-- EXERCISE DETAILS --
Using the records below, report how many lines hold "detiene", with no extra text.

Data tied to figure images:
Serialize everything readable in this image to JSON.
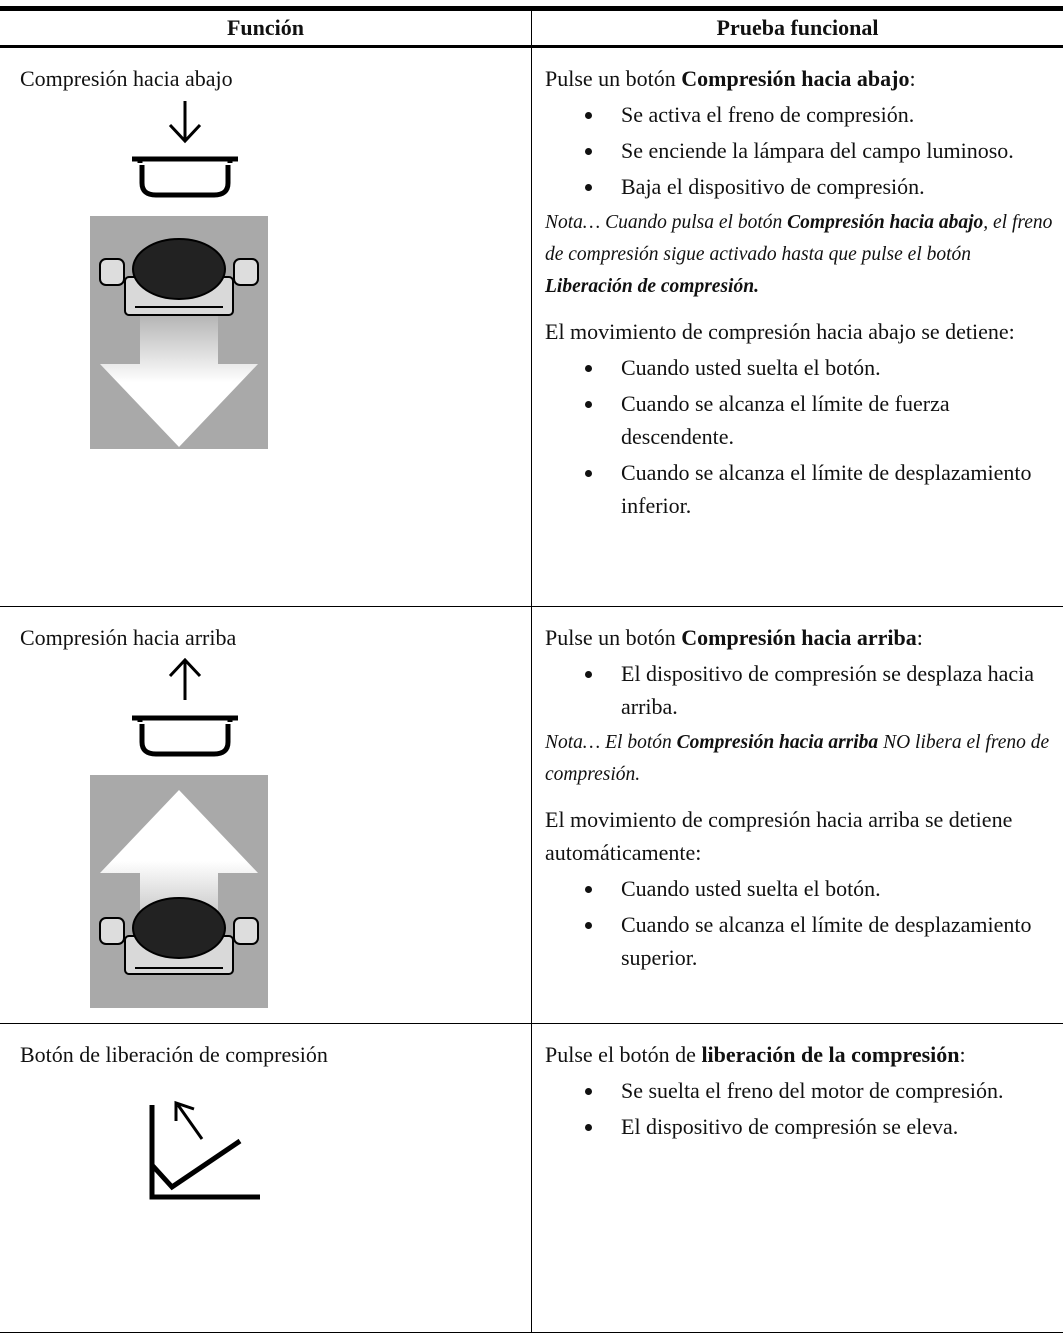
{
  "table": {
    "header": [
      "Función",
      "Prueba funcional"
    ],
    "rows": [
      {
        "function": "Compresión hacia abajo",
        "test": [
          {
            "kind": "p",
            "runs": [
              "Pulse un botón ",
              {
                "bold": "Compresión hacia abajo"
              },
              ":"
            ]
          },
          {
            "kind": "ul",
            "items": [
              "Se activa el freno de compresión.",
              "Se enciende la lámpara del campo luminoso.",
              "Baja el dispositivo de compresión."
            ]
          },
          {
            "kind": "note",
            "runs": [
              "Nota… Cuando pulsa el botón ",
              {
                "bold": "Compresión hacia abajo"
              },
              ", el freno de compresión sigue activado hasta que pulse el botón ",
              {
                "bold": "Liberación de compresión."
              }
            ]
          },
          {
            "kind": "p",
            "runs": [
              "El movimiento de compresión hacia abajo se detiene:"
            ]
          },
          {
            "kind": "ul",
            "items": [
              "Cuando usted suelta el botón.",
              "Cuando se alcanza el límite de fuerza descendente.",
              "Cuando se alcanza el límite de desplazamiento inferior."
            ]
          }
        ]
      },
      {
        "function": "Compresión hacia arriba",
        "test": [
          {
            "kind": "p",
            "runs": [
              "Pulse un botón ",
              {
                "bold": "Compresión hacia arriba"
              },
              ":"
            ]
          },
          {
            "kind": "ul",
            "items": [
              "El dispositivo de compresión se desplaza hacia arriba."
            ]
          },
          {
            "kind": "note",
            "runs": [
              "Nota… El botón ",
              {
                "bold": "Compresión hacia arriba"
              },
              " NO libera el freno de compresión."
            ]
          },
          {
            "kind": "p",
            "runs": [
              "El movimiento de compresión hacia arriba se detiene automáticamente:"
            ]
          },
          {
            "kind": "ul",
            "items": [
              "Cuando usted suelta el botón.",
              "Cuando se alcanza el límite de desplazamiento superior."
            ]
          }
        ]
      },
      {
        "function": "Botón de liberación de compresión",
        "test": [
          {
            "kind": "p",
            "runs": [
              "Pulse el botón de ",
              {
                "bold": "liberación de la compresión"
              },
              ":"
            ]
          },
          {
            "kind": "ul",
            "items": [
              "Se suelta el freno del motor de compresión.",
              "El dispositivo de compresión se eleva."
            ]
          }
        ]
      }
    ]
  }
}
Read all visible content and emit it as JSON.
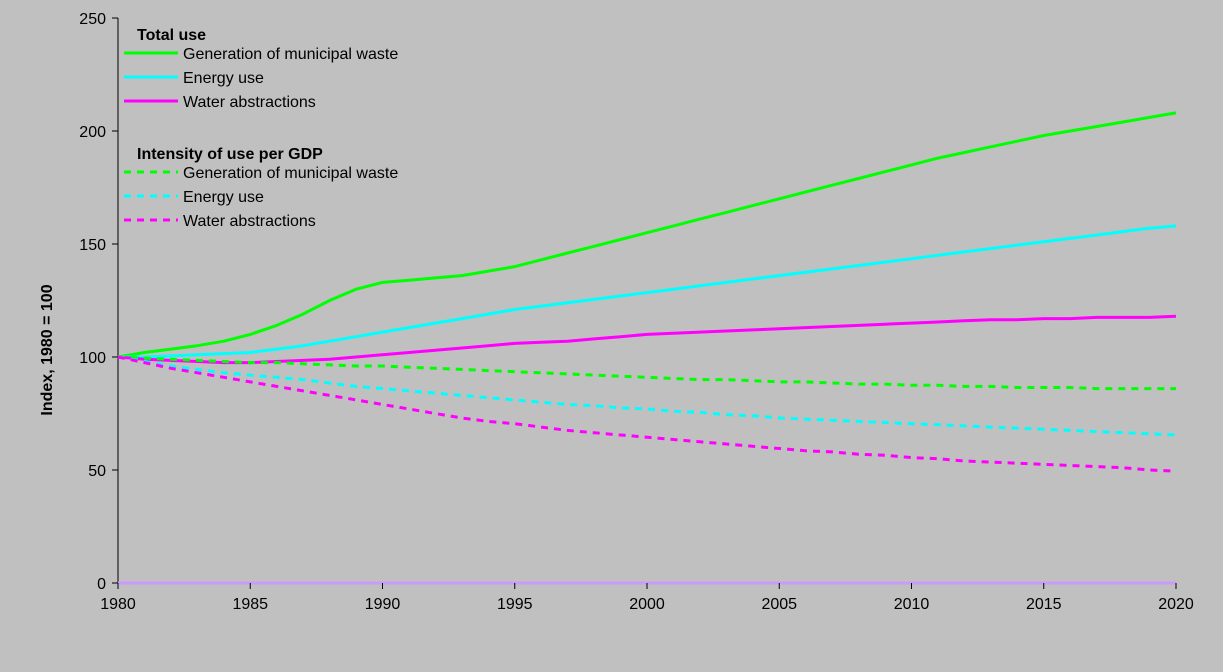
{
  "chart_data": {
    "type": "line",
    "title": "",
    "xlabel": "",
    "ylabel": "Index, 1980 = 100",
    "xlim": [
      1980,
      2020
    ],
    "ylim": [
      0,
      250
    ],
    "x_ticks": [
      "1980",
      "1985",
      "1990",
      "1995",
      "2000",
      "2005",
      "2010",
      "2015",
      "2020"
    ],
    "y_ticks": [
      "0",
      "50",
      "100",
      "150",
      "200",
      "250"
    ],
    "grid": false,
    "legend_position": "top-left",
    "x": [
      1980,
      1981,
      1982,
      1983,
      1984,
      1985,
      1986,
      1987,
      1988,
      1989,
      1990,
      1991,
      1992,
      1993,
      1994,
      1995,
      1996,
      1997,
      1998,
      1999,
      2000,
      2001,
      2002,
      2003,
      2004,
      2005,
      2006,
      2007,
      2008,
      2009,
      2010,
      2011,
      2012,
      2013,
      2014,
      2015,
      2016,
      2017,
      2018,
      2019,
      2020
    ],
    "legend_groups": [
      {
        "heading": "Total use",
        "style": "solid"
      },
      {
        "heading": "Intensity of use per GDP",
        "style": "dashed"
      }
    ],
    "series": [
      {
        "name": "Generation of municipal waste",
        "group": 0,
        "color": "#00ff00",
        "values": [
          100,
          102,
          103.5,
          105,
          107,
          110,
          114,
          119,
          125,
          130,
          133,
          134,
          135,
          136,
          138,
          140,
          143,
          146,
          149,
          152,
          155,
          158,
          161,
          164,
          167,
          170,
          173,
          176,
          179,
          182,
          185,
          188,
          190.5,
          193,
          195.5,
          198,
          200,
          202,
          204,
          206,
          208
        ]
      },
      {
        "name": "Energy use",
        "group": 0,
        "color": "#00ffff",
        "values": [
          100,
          100,
          100.5,
          101,
          101.5,
          102,
          103.5,
          105,
          107,
          109,
          111,
          113,
          115,
          117,
          119,
          121,
          122.5,
          124,
          125.5,
          127,
          128.5,
          130,
          131.5,
          133,
          134.5,
          136,
          137.5,
          139,
          140.5,
          142,
          143.5,
          145,
          146.5,
          148,
          149.5,
          151,
          152.5,
          154,
          155.5,
          157,
          158
        ]
      },
      {
        "name": "Water abstractions",
        "group": 0,
        "color": "#ff00ff",
        "values": [
          100,
          99,
          98.5,
          98,
          97.5,
          97.5,
          98,
          98.5,
          99,
          100,
          101,
          102,
          103,
          104,
          105,
          106,
          106.5,
          107,
          108,
          109,
          110,
          110.5,
          111,
          111.5,
          112,
          112.5,
          113,
          113.5,
          114,
          114.5,
          115,
          115.5,
          116,
          116.5,
          116.5,
          117,
          117,
          117.5,
          117.5,
          117.5,
          118
        ]
      },
      {
        "name": "Generation of municipal waste",
        "group": 1,
        "color": "#00ff00",
        "values": [
          100,
          99.5,
          99,
          98.5,
          98,
          97.5,
          97.5,
          97,
          96.5,
          96,
          96,
          95.5,
          95,
          94.5,
          94,
          93.5,
          93,
          92.5,
          92,
          91.5,
          91,
          90.5,
          90,
          90,
          89.5,
          89,
          89,
          88.5,
          88,
          88,
          87.5,
          87.5,
          87,
          87,
          86.5,
          86.5,
          86.5,
          86,
          86,
          86,
          86
        ]
      },
      {
        "name": "Energy use",
        "group": 1,
        "color": "#00ffff",
        "values": [
          100,
          98,
          96,
          94.5,
          93,
          92,
          91,
          90,
          88.5,
          87,
          86,
          85,
          84,
          83,
          82,
          81,
          80,
          79,
          78.5,
          77.5,
          77,
          76,
          75.5,
          74.5,
          74,
          73,
          72.5,
          72,
          71.5,
          71,
          70.5,
          70,
          69.5,
          69,
          68.5,
          68,
          67.5,
          67,
          66.5,
          66,
          65.5
        ]
      },
      {
        "name": "Water abstractions",
        "group": 1,
        "color": "#ff00ff",
        "values": [
          100,
          97.5,
          95,
          93,
          91,
          89,
          87,
          85,
          83,
          81,
          79,
          77,
          75,
          73,
          71.5,
          70.5,
          69,
          67.5,
          66.5,
          65.5,
          64.5,
          63.5,
          62.5,
          61.5,
          60.5,
          59.5,
          58.5,
          58,
          57,
          56.5,
          55.5,
          55,
          54,
          53.5,
          53,
          52.5,
          52,
          51.5,
          51,
          50,
          49.5
        ]
      }
    ],
    "colors": {
      "background": "#c0c0c0",
      "baseline": "#cc99ff",
      "axis": "#000000"
    }
  }
}
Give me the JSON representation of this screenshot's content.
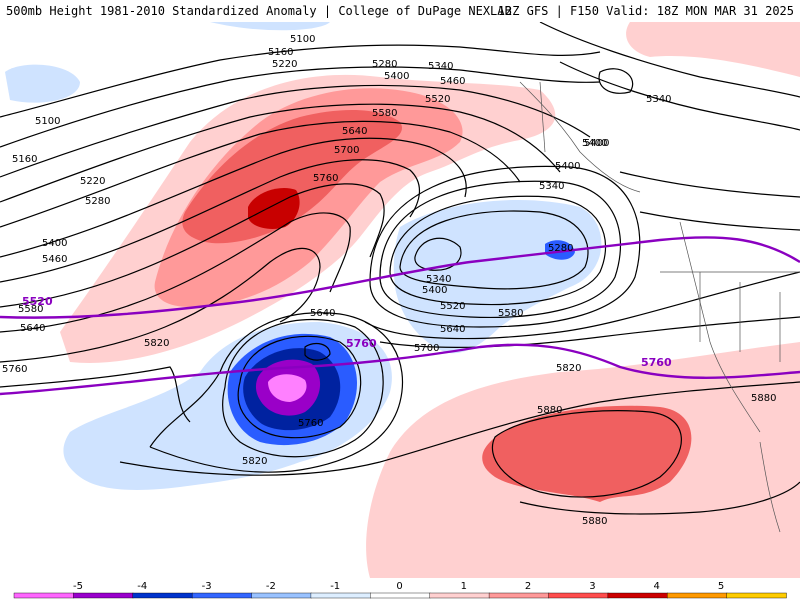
{
  "header": {
    "title_left": "500mb Height 1981-2010 Standardized Anomaly | College of DuPage NEXLAB",
    "title_right": "12Z GFS | F150 Valid: 18Z MON MAR 31 2025"
  },
  "contour_labels": [
    {
      "id": "c5100a",
      "text": "5100"
    },
    {
      "id": "c5160a",
      "text": "5160"
    },
    {
      "id": "c5220a",
      "text": "5220"
    },
    {
      "id": "c5280a",
      "text": "5280"
    },
    {
      "id": "c5340a",
      "text": "5340"
    },
    {
      "id": "c5400a",
      "text": "5400"
    },
    {
      "id": "c5460a",
      "text": "5460"
    },
    {
      "id": "c5520a",
      "text": "5520"
    },
    {
      "id": "c5580a",
      "text": "5580"
    },
    {
      "id": "c5640a",
      "text": "5640"
    },
    {
      "id": "c5700a",
      "text": "5700"
    },
    {
      "id": "c5760a",
      "text": "5760"
    },
    {
      "id": "c5100b",
      "text": "5100"
    },
    {
      "id": "c5160b",
      "text": "5160"
    },
    {
      "id": "c5220b",
      "text": "5220"
    },
    {
      "id": "c5280b",
      "text": "5280"
    },
    {
      "id": "c5400b",
      "text": "5400"
    },
    {
      "id": "c5460b",
      "text": "5460"
    },
    {
      "id": "c5580b",
      "text": "5580"
    },
    {
      "id": "c5640b",
      "text": "5640"
    },
    {
      "id": "c5760b",
      "text": "5760"
    },
    {
      "id": "c5820a",
      "text": "5820"
    },
    {
      "id": "c5640c",
      "text": "5640"
    },
    {
      "id": "c5700b",
      "text": "5700"
    },
    {
      "id": "c5760c",
      "text": "5760"
    },
    {
      "id": "c5820b",
      "text": "5820"
    },
    {
      "id": "c5340b",
      "text": "5340"
    },
    {
      "id": "c5400c",
      "text": "5400"
    },
    {
      "id": "c5280c",
      "text": "5280"
    },
    {
      "id": "c5400d",
      "text": "5400"
    },
    {
      "id": "c5340c",
      "text": "5340"
    },
    {
      "id": "c5400e",
      "text": "5400"
    },
    {
      "id": "c5520b",
      "text": "5520"
    },
    {
      "id": "c5580c",
      "text": "5580"
    },
    {
      "id": "c5640d",
      "text": "5640"
    },
    {
      "id": "c5820c",
      "text": "5820"
    },
    {
      "id": "c5880a",
      "text": "5880"
    },
    {
      "id": "c5880b",
      "text": "5880"
    },
    {
      "id": "c5880c",
      "text": "5880"
    },
    {
      "id": "c5340d",
      "text": "5340"
    },
    {
      "id": "c5400f",
      "text": "5400"
    }
  ],
  "purple_labels": {
    "p5520": "5520",
    "p5760a": "5760",
    "p5760b": "5760"
  },
  "colorbar": {
    "ticks": [
      "-5",
      "-4",
      "-3",
      "-2",
      "-1",
      "0",
      "1",
      "2",
      "3",
      "4",
      "5"
    ],
    "colors": [
      "#ff66ff",
      "#9900cc",
      "#0033cc",
      "#3366ff",
      "#6699ff",
      "#cce0ff",
      "#ffffff",
      "#ffcccc",
      "#ff9999",
      "#ff6666",
      "#e62e2e",
      "#cc0000",
      "#ff9900",
      "#ffcc00"
    ]
  },
  "colors": {
    "purple_line": "#8a00c0",
    "positive_light": "#ffd0d0",
    "positive_mid": "#ff9999",
    "positive_strong": "#f06060",
    "positive_max": "#c80000",
    "negative_light": "#cfe3ff",
    "negative_mid": "#7fa8ff",
    "negative_strong": "#2a5cff",
    "negative_deep": "#0022a0",
    "negative_max": "#9a00c8",
    "negative_extreme": "#ff80ff"
  }
}
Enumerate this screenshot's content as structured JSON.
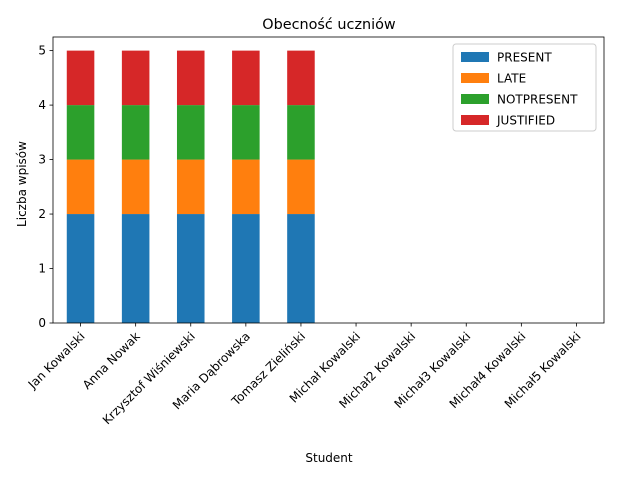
{
  "chart_data": {
    "type": "bar",
    "stacked": true,
    "title": "Obecność uczniów",
    "xlabel": "Student",
    "ylabel": "Liczba wpisów",
    "categories": [
      "Jan Kowalski",
      "Anna Nowak",
      "Krzysztof Wiśniewski",
      "Maria Dąbrowska",
      "Tomasz Zieliński",
      "Michał Kowalski",
      "Michał2 Kowalski",
      "Michał3 Kowalski",
      "Michał4 Kowalski",
      "Michał5 Kowalski"
    ],
    "series": [
      {
        "name": "PRESENT",
        "color": "#1f77b4",
        "values": [
          2,
          2,
          2,
          2,
          2,
          0,
          0,
          0,
          0,
          0
        ]
      },
      {
        "name": "LATE",
        "color": "#ff7f0e",
        "values": [
          1,
          1,
          1,
          1,
          1,
          0,
          0,
          0,
          0,
          0
        ]
      },
      {
        "name": "NOTPRESENT",
        "color": "#2ca02c",
        "values": [
          1,
          1,
          1,
          1,
          1,
          0,
          0,
          0,
          0,
          0
        ]
      },
      {
        "name": "JUSTIFIED",
        "color": "#d62728",
        "values": [
          1,
          1,
          1,
          1,
          1,
          0,
          0,
          0,
          0,
          0
        ]
      }
    ],
    "ylim": [
      0,
      5.25
    ],
    "yticks": [
      "0",
      "1",
      "2",
      "3",
      "4",
      "5"
    ],
    "grid": false,
    "legend": "top-right"
  }
}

-- COMPLETE ANSWER --
2